SUPPLIED DATA:
====

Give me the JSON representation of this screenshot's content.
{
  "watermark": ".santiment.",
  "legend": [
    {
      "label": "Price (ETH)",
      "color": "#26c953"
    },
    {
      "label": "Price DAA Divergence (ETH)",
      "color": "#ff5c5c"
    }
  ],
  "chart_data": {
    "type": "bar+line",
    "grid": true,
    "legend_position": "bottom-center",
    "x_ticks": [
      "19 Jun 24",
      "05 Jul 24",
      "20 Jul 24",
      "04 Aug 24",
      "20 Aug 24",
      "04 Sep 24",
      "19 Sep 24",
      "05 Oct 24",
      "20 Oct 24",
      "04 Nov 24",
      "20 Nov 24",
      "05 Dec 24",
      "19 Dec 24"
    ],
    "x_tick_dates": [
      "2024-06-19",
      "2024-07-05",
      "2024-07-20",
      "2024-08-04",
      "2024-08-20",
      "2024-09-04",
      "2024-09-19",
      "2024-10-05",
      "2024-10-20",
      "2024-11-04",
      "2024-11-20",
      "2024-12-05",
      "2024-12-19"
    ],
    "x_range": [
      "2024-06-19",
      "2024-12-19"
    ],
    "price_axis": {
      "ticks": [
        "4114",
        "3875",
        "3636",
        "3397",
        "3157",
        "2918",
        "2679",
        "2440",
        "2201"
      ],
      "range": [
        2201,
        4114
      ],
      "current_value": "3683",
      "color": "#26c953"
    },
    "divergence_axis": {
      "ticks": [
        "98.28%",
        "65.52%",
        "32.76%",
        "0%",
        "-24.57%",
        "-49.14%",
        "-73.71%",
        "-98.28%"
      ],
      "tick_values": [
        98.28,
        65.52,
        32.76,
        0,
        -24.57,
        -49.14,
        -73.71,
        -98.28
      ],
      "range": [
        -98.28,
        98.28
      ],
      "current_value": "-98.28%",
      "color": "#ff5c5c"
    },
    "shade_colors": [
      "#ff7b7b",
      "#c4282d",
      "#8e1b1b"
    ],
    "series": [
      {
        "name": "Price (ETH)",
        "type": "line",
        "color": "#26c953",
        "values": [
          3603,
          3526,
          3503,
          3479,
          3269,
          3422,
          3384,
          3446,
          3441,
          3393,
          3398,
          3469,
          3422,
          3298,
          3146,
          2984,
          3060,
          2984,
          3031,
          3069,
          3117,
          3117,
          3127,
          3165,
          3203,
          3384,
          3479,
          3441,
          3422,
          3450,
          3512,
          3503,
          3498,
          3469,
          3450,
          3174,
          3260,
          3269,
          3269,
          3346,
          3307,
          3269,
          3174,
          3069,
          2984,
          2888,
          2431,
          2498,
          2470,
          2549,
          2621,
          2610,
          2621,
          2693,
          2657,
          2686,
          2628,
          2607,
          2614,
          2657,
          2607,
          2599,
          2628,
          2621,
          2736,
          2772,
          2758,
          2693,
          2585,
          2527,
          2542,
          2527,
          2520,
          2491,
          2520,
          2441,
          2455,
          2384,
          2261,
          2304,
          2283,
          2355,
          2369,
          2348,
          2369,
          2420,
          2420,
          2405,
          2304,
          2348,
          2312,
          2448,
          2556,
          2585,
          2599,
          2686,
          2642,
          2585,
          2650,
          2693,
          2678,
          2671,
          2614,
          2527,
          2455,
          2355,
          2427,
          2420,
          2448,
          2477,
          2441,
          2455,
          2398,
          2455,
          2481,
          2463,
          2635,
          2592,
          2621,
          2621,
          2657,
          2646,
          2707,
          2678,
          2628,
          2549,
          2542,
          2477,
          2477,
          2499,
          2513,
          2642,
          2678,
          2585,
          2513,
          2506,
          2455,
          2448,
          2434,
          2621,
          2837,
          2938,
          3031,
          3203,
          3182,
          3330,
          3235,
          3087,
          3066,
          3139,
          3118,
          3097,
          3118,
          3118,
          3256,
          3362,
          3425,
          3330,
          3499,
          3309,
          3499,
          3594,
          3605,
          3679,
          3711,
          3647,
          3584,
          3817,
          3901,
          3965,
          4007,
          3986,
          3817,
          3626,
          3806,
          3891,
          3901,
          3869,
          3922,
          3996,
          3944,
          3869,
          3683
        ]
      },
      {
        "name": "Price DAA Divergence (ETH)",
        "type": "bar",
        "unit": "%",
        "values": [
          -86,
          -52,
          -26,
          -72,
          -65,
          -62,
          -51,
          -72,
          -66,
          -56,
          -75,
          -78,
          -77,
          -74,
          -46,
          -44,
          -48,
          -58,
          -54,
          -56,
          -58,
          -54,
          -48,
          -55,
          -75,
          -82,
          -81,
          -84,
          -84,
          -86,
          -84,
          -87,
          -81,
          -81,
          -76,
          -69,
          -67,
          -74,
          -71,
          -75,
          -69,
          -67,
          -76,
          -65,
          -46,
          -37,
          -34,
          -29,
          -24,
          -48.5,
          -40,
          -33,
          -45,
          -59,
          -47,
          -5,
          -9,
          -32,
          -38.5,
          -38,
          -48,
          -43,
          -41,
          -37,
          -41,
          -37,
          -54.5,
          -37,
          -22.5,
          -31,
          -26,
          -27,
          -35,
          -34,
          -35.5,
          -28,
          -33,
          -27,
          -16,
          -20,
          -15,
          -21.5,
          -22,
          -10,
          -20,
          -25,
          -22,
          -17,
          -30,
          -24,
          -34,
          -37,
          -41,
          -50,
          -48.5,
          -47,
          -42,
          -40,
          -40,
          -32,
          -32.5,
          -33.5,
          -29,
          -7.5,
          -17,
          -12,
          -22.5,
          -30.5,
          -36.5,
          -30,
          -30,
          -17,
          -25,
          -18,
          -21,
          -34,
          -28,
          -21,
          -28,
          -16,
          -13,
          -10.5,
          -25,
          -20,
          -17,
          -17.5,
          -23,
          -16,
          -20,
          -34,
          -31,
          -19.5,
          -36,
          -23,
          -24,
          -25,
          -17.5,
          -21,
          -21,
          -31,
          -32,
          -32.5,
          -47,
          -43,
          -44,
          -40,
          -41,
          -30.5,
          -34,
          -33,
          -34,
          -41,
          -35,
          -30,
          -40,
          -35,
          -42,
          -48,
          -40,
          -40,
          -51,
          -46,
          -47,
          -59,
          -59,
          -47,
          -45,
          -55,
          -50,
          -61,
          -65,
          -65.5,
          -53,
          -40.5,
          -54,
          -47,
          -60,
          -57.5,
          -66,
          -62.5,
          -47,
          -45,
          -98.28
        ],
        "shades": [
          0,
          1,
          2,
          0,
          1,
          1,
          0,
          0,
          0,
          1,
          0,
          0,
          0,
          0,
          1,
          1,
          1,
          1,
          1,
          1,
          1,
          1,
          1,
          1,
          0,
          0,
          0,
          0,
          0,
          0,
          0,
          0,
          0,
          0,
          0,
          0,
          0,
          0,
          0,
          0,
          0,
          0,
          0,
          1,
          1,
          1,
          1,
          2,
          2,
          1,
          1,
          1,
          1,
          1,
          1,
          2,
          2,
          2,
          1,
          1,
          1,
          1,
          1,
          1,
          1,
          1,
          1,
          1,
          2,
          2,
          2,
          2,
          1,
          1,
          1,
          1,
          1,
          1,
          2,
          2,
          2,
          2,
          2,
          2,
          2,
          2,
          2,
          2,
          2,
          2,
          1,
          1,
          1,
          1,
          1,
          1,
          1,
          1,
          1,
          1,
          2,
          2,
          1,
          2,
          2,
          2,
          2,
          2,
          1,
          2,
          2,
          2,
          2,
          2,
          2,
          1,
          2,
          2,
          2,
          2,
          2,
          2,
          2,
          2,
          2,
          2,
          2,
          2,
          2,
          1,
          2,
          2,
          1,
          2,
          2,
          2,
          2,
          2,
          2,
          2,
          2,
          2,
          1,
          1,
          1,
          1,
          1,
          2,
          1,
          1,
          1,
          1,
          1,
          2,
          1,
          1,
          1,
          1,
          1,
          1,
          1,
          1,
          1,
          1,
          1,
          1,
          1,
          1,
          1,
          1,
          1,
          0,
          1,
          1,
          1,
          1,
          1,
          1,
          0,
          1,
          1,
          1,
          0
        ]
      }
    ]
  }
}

====

Copy out each line of the entries that holds "name".

OUTPUT FOR THIS EXERCISE:
        "name": "Price (ETH)",
        "name": "Price DAA Divergence (ETH)",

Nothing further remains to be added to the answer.